## Written request
The lines to extract begin at the line that contains "Output the text content of this document." and run through the last line of the listing; reproduce them exactly, minus any pictures.

Saved data entries
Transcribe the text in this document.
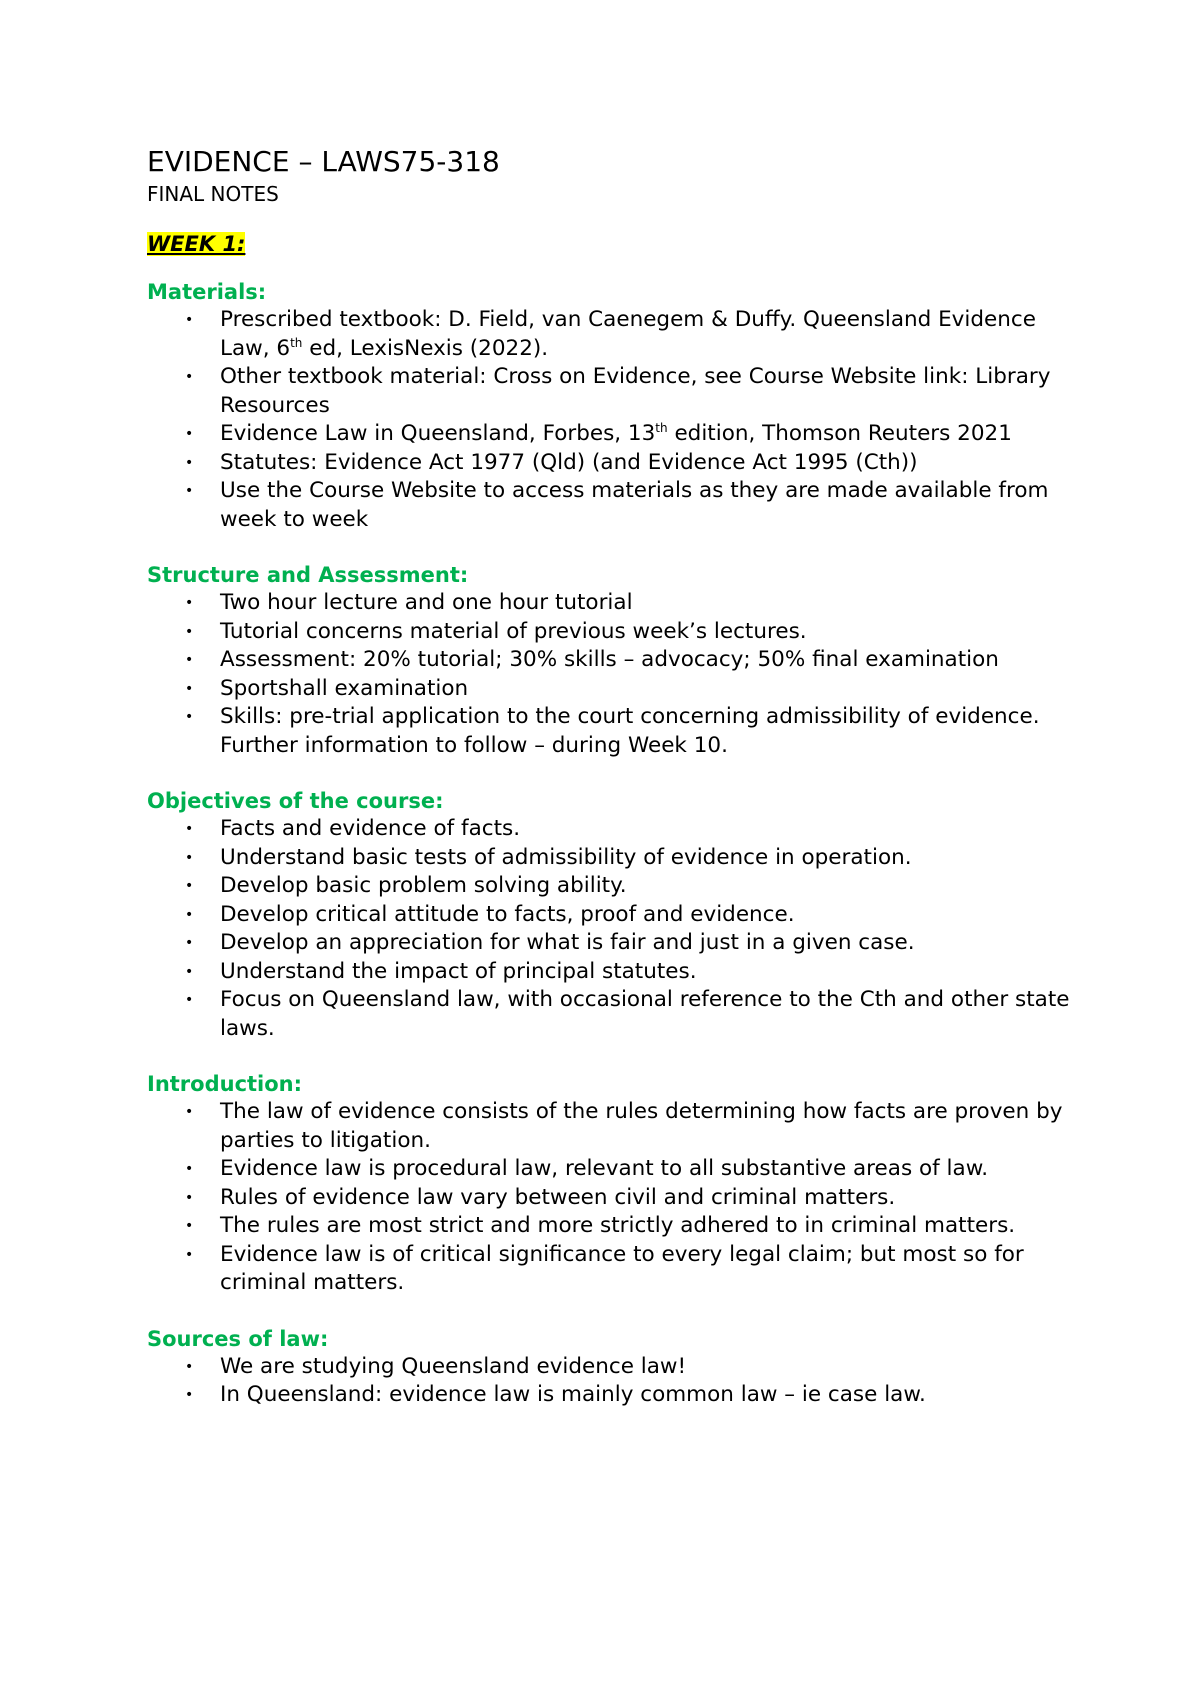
EVIDENCE – LAWS75-318
FINAL NOTES
WEEK 1:
Materials:
• Prescribed textbook: D. Field, van Caenegem & Duffy. Queensland Evidence Law, 6th ed, LexisNexis (2022).
• Other textbook material: Cross on Evidence, see Course Website link: Library Resources
• Evidence Law in Queensland, Forbes, 13th edition, Thomson Reuters 2021
• Statutes: Evidence Act 1977 (Qld) (and Evidence Act 1995 (Cth))
• Use the Course Website to access materials as they are made available from week to week
Structure and Assessment:
• Two hour lecture and one hour tutorial
• Tutorial concerns material of previous week’s lectures.
• Assessment: 20% tutorial; 30% skills – advocacy; 50% final examination
• Sportshall examination
• Skills: pre-trial application to the court concerning admissibility of evidence. Further information to follow – during Week 10.
Objectives of the course:
• Facts and evidence of facts.
• Understand basic tests of admissibility of evidence in operation.
• Develop basic problem solving ability.
• Develop critical attitude to facts, proof and evidence.
• Develop an appreciation for what is fair and just in a given case.
• Understand the impact of principal statutes.
• Focus on Queensland law, with occasional reference to the Cth and other state laws.
Introduction:
• The law of evidence consists of the rules determining how facts are proven by parties to litigation.
• Evidence law is procedural law, relevant to all substantive areas of law.
• Rules of evidence law vary between civil and criminal matters.
• The rules are most strict and more strictly adhered to in criminal matters.
• Evidence law is of critical significance to every legal claim; but most so for criminal matters.
Sources of law:
• We are studying Queensland evidence law!
• In Queensland: evidence law is mainly common law – ie case law.
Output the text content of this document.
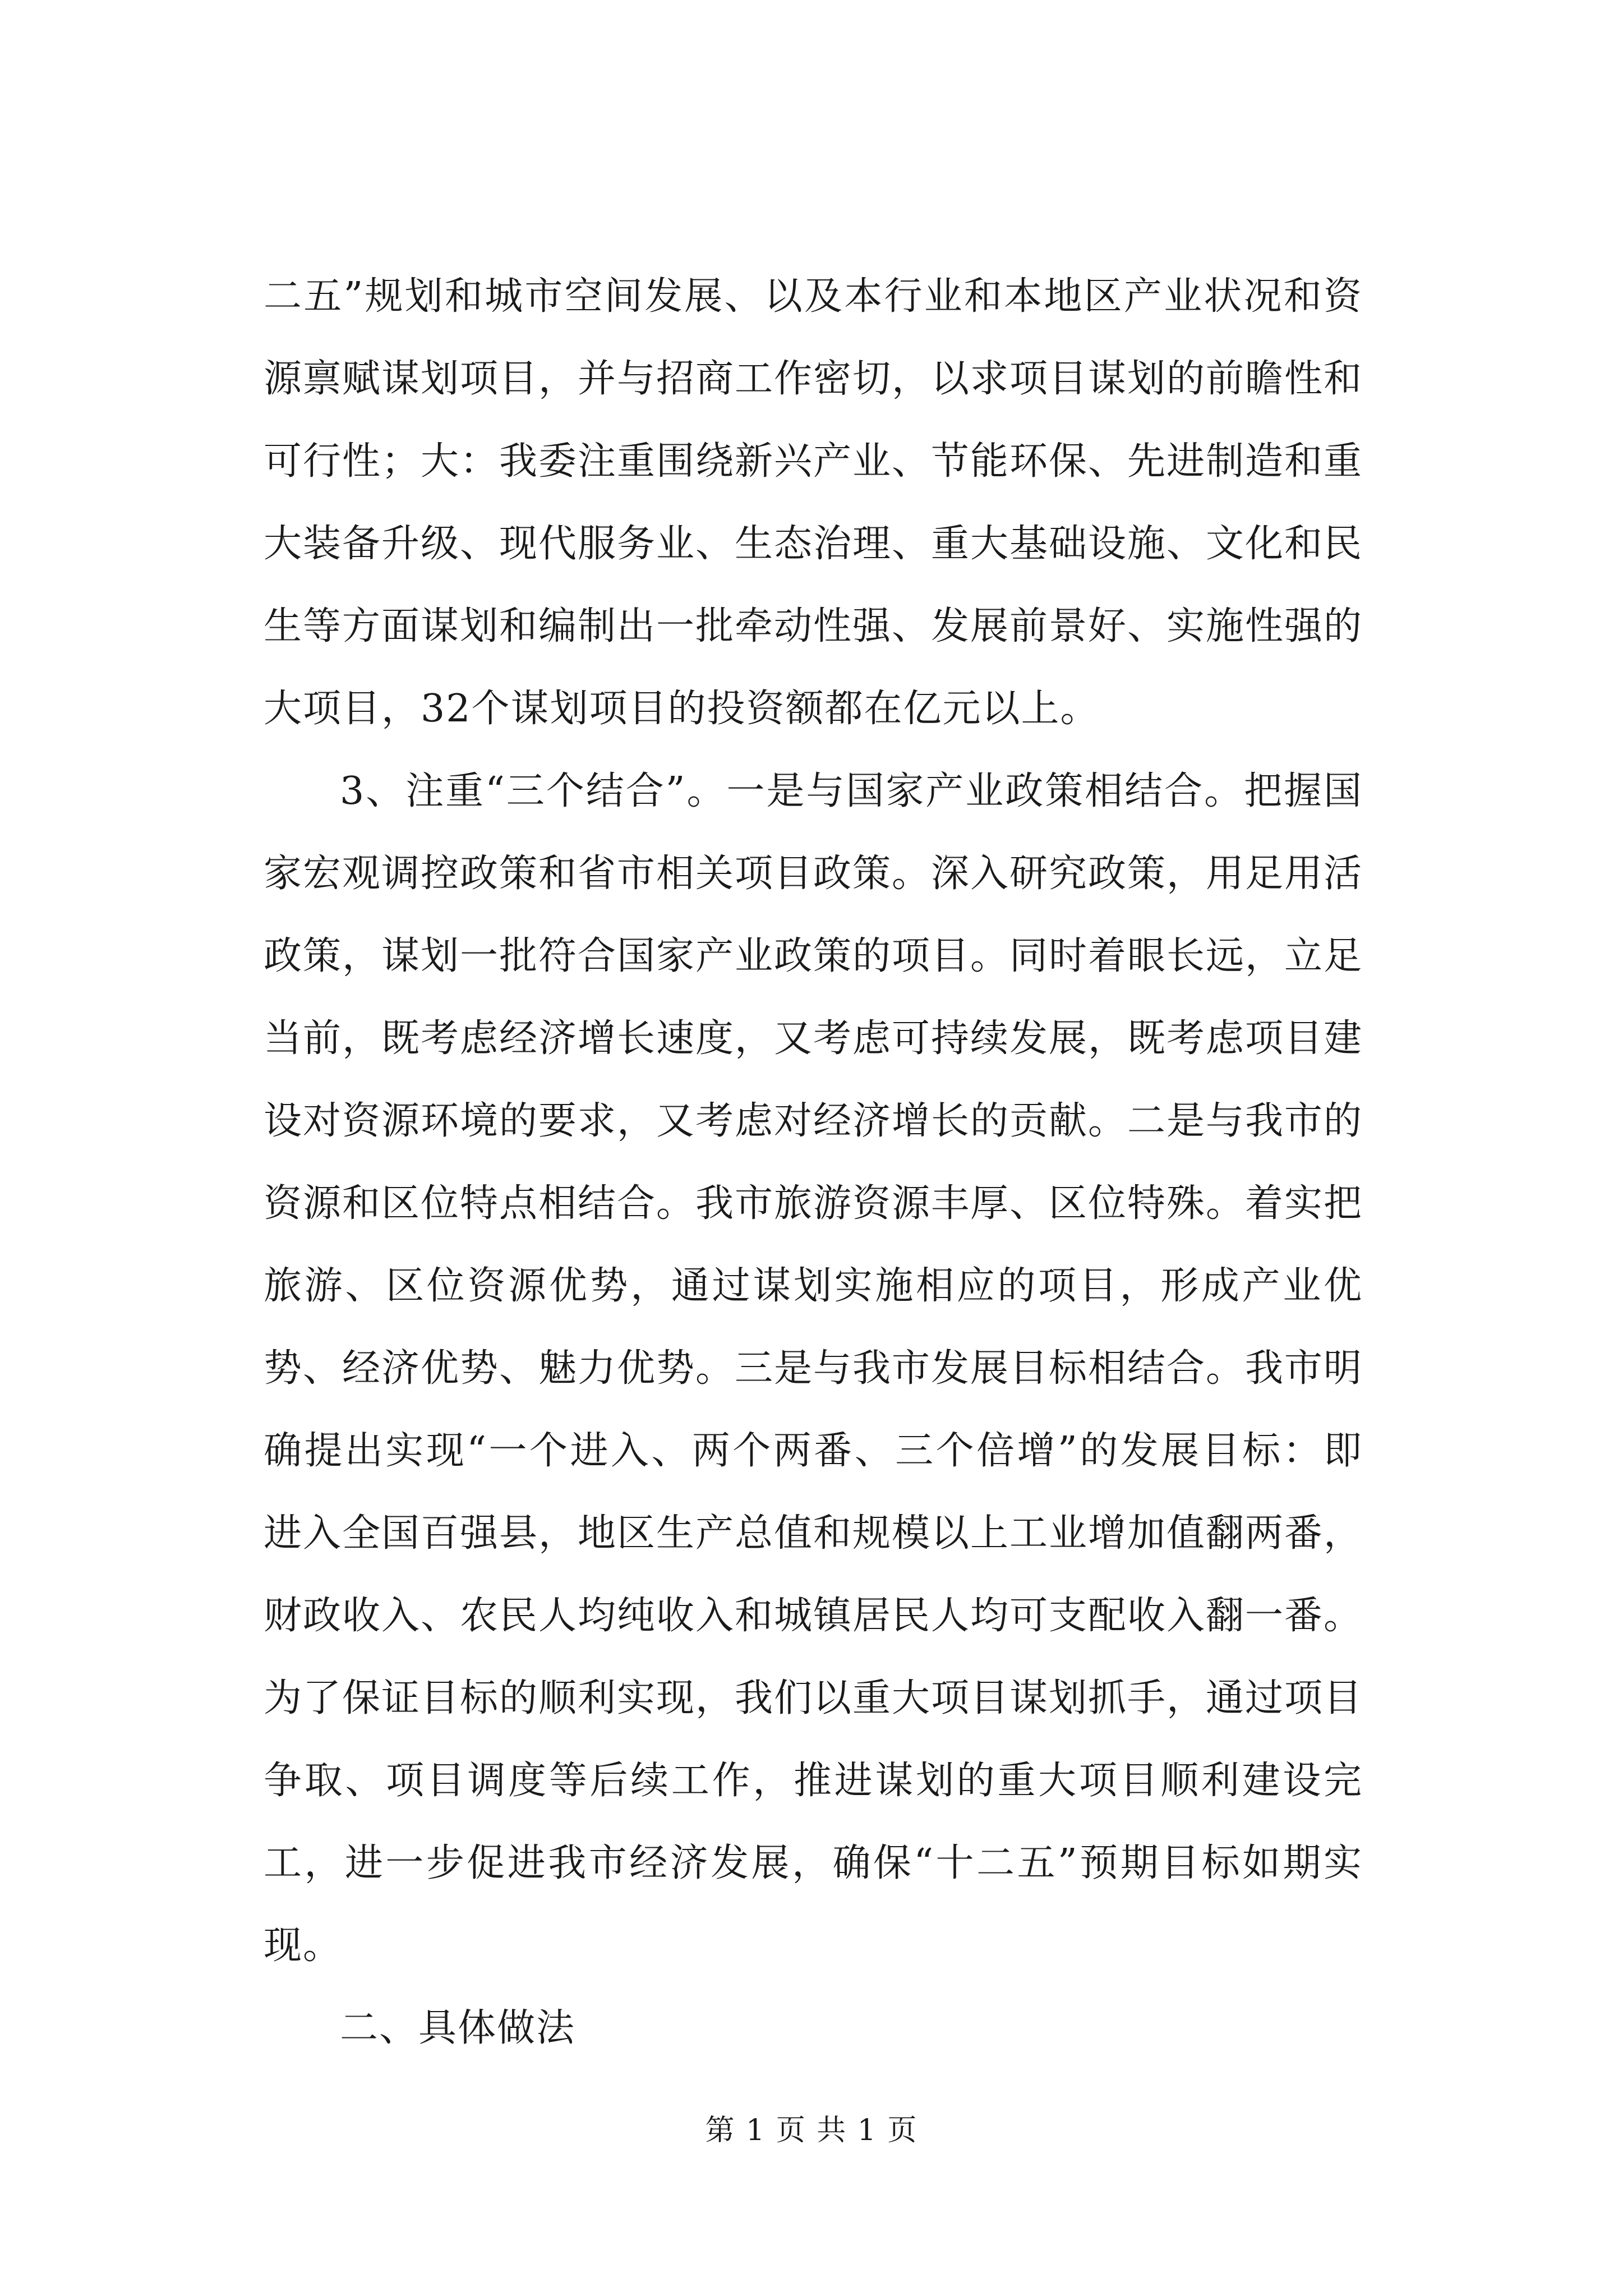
二五”规划和城市空间发展、以及本行业和本地区产业状况和资源禀赋谋划项目，并与招商工作密切，以求项目谋划的前瞻性和可行性；大：我委注重围绕新兴产业、节能环保、先进制造和重大装备升级、现代服务业、生态治理、重大基础设施、文化和民生等方面谋划和编制出一批牵动性强、发展前景好、实施性强的大项目，32个谋划项目的投资额都在亿元以上。

3、注重“三个结合”。一是与国家产业政策相结合。把握国家宏观调控政策和省市相关项目政策。深入研究政策，用足用活政策，谋划一批符合国家产业政策的项目。同时着眼长远，立足当前，既考虑经济增长速度，又考虑可持续发展，既考虑项目建设对资源环境的要求，又考虑对经济增长的贡献。二是与我市的资源和区位特点相结合。我市旅游资源丰厚、区位特殊。着实把旅游、区位资源优势，通过谋划实施相应的项目，形成产业优势、经济优势、魅力优势。三是与我市发展目标相结合。我市明确提出实现“一个进入、两个两番、三个倍增”的发展目标：即进入全国百强县，地区生产总值和规模以上工业增加值翻两番，财政收入、农民人均纯收入和城镇居民人均可支配收入翻一番。为了保证目标的顺利实现，我们以重大项目谋划抓手，通过项目争取、项目调度等后续工作，推进谋划的重大项目顺利建设完工，进一步促进我市经济发展，确保“十二五”预期目标如期实现。

二、具体做法

第 1 页 共 1 页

## Expected answer
Output the text content of this document.
二五”规划和城市空间发展、以及本行业和本地区产业状况和资源禀赋谋划项目，并与招商工作密切，以求项目谋划的前瞻性和可行性；大：我委注重围绕新兴产业、节能环保、先进制造和重大装备升级、现代服务业、生态治理、重大基础设施、文化和民生等方面谋划和编制出一批牵动性强、发展前景好、实施性强的大项目，32个谋划项目的投资额都在亿元以上。

3、注重“三个结合”。一是与国家产业政策相结合。把握国家宏观调控政策和省市相关项目政策。深入研究政策，用足用活政策，谋划一批符合国家产业政策的项目。同时着眼长远，立足当前，既考虑经济增长速度，又考虑可持续发展，既考虑项目建设对资源环境的要求，又考虑对经济增长的贡献。二是与我市的资源和区位特点相结合。我市旅游资源丰厚、区位特殊。着实把旅游、区位资源优势，通过谋划实施相应的项目，形成产业优势、经济优势、魅力优势。三是与我市发展目标相结合。我市明确提出实现“一个进入、两个两番、三个倍增”的发展目标：即进入全国百强县，地区生产总值和规模以上工业增加值翻两番，财政收入、农民人均纯收入和城镇居民人均可支配收入翻一番。为了保证目标的顺利实现，我们以重大项目谋划抓手，通过项目争取、项目调度等后续工作，推进谋划的重大项目顺利建设完工，进一步促进我市经济发展，确保“十二五”预期目标如期实现。

二、具体做法

第 1 页 共 1 页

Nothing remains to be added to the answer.